Data listing
⟨

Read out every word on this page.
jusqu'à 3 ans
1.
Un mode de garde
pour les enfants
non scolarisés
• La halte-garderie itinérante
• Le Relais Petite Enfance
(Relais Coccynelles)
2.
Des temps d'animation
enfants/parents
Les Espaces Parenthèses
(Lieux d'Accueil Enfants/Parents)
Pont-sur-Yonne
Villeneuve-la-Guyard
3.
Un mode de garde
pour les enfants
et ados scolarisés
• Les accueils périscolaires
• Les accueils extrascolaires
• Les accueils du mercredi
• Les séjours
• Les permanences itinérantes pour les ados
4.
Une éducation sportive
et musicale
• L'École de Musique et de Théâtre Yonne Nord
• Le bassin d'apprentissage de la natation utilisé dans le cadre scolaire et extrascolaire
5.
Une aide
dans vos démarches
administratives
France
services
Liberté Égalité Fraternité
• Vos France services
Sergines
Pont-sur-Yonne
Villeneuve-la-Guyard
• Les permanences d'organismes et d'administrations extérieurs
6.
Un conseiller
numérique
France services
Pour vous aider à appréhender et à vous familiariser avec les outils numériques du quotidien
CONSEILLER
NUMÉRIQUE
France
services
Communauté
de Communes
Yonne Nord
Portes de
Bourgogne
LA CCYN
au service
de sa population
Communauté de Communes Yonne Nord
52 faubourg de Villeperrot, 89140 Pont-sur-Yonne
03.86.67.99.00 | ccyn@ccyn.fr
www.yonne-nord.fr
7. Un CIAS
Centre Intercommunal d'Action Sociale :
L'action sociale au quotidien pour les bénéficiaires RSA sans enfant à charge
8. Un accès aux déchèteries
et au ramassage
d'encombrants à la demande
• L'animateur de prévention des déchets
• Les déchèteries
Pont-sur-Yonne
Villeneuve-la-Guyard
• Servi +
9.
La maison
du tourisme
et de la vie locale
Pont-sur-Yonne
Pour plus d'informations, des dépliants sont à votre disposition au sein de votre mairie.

⟩

◆ Task goal ◆
Copy, from the material above, each line in which the string "Communauté" occurs.

◆ Correct answer ◆
Communauté
Communauté de Communes Yonne Nord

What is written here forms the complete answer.